→ Challenge:
Find every line in the records below that holds the word "this" and copy it.

→ Dataset rows:
-- -- --

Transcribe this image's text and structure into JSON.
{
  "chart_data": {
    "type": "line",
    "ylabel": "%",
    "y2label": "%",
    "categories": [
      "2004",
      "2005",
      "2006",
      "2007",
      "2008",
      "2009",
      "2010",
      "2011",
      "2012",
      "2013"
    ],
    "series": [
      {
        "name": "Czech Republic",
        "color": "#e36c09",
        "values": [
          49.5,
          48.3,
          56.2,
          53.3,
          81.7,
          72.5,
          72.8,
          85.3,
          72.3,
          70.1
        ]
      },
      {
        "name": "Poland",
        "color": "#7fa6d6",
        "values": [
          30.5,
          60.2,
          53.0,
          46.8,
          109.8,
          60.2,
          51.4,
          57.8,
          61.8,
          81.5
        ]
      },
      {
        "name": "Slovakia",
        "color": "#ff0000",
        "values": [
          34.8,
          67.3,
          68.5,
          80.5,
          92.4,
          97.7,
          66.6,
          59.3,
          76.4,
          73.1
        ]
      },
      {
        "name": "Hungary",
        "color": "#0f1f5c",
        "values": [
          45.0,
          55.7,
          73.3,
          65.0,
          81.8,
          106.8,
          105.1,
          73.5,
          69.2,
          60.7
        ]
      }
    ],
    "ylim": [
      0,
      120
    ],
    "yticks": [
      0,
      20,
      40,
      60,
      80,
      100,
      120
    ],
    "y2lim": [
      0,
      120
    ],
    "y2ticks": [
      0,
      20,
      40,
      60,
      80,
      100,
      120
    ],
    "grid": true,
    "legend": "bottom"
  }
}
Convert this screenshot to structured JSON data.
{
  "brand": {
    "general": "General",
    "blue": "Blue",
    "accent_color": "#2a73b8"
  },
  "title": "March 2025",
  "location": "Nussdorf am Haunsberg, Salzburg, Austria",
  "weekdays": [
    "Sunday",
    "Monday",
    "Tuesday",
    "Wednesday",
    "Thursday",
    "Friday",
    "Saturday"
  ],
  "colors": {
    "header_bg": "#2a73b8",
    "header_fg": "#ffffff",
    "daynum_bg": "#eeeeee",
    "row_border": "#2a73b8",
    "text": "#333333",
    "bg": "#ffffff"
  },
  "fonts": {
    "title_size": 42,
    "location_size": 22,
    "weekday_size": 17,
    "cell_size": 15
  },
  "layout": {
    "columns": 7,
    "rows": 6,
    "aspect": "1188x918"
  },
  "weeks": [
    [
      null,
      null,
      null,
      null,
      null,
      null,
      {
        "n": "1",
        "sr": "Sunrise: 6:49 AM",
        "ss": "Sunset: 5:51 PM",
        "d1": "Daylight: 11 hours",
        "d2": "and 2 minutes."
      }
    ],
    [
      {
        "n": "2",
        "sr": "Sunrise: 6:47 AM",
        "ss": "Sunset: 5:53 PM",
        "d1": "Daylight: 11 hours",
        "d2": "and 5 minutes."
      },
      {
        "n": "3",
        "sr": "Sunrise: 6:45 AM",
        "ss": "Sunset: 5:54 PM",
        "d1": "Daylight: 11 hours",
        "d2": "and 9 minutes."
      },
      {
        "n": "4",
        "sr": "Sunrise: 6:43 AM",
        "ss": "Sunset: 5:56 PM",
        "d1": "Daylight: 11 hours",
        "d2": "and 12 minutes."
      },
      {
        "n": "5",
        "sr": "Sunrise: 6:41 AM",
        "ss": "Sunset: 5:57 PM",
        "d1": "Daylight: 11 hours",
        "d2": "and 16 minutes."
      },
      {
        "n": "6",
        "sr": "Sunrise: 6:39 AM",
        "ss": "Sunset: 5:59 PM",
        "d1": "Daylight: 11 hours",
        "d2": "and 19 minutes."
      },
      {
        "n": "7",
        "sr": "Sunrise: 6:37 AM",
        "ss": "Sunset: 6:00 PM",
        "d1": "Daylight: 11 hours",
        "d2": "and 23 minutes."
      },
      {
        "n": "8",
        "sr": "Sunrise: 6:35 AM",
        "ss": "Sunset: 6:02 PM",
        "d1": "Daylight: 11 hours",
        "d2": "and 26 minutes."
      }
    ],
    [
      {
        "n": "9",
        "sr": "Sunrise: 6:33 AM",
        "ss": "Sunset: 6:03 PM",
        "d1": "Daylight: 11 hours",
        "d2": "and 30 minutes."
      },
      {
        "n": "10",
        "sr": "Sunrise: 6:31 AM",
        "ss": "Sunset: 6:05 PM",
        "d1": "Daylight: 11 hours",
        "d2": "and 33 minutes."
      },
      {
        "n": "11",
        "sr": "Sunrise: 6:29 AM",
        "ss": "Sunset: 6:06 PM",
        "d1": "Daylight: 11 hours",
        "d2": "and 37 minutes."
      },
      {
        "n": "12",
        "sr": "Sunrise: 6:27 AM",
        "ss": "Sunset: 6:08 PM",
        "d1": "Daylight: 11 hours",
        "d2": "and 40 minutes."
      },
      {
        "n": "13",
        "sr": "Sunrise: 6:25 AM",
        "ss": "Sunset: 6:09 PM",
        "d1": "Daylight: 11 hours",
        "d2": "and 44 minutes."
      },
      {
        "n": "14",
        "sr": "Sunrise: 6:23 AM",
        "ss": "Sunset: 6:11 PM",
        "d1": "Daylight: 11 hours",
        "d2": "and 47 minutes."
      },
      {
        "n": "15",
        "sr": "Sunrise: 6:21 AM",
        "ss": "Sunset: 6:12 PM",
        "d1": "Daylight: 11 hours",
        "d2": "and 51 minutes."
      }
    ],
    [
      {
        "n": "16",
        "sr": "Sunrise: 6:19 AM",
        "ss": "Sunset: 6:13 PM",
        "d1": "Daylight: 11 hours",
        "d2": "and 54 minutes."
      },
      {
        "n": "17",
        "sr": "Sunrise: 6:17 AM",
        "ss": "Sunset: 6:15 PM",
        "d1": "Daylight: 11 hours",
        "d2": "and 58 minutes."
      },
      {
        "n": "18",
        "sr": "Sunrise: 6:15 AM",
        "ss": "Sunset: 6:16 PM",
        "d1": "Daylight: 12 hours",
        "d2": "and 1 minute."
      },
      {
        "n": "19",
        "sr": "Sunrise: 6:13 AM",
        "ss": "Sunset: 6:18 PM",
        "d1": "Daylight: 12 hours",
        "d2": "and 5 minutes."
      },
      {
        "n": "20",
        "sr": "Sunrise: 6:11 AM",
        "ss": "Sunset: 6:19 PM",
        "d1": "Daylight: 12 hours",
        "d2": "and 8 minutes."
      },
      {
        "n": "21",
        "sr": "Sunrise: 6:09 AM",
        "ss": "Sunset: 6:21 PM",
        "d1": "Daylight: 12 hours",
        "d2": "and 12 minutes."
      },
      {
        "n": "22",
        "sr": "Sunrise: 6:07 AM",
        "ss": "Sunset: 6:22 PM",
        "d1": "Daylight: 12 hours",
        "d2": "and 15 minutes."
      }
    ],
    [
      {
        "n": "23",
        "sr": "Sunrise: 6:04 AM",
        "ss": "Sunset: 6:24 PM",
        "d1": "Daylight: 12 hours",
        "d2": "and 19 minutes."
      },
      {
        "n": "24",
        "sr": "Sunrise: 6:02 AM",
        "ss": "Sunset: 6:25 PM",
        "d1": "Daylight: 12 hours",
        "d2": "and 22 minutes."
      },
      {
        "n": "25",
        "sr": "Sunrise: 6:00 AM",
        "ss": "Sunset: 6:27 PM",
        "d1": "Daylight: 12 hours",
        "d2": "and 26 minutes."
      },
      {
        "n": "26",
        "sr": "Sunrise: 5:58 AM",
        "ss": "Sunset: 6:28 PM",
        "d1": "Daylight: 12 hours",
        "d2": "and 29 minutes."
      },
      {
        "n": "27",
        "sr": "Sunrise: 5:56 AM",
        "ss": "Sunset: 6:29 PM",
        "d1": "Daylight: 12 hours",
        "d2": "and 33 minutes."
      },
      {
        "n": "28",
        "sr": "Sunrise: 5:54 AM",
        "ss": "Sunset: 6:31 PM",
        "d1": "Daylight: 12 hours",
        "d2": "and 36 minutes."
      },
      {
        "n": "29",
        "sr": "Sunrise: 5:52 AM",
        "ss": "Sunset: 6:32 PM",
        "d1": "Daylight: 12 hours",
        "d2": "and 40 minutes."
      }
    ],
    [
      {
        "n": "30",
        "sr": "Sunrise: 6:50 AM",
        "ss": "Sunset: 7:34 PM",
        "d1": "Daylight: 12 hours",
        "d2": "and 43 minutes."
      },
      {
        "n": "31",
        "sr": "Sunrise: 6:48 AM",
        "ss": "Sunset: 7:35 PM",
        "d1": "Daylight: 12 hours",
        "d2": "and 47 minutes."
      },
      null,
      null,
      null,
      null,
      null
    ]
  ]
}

-- -- --

→ Finished exercise:
Transcribe this image's text and structure into JSON.
Convert this screenshot to structured JSON data.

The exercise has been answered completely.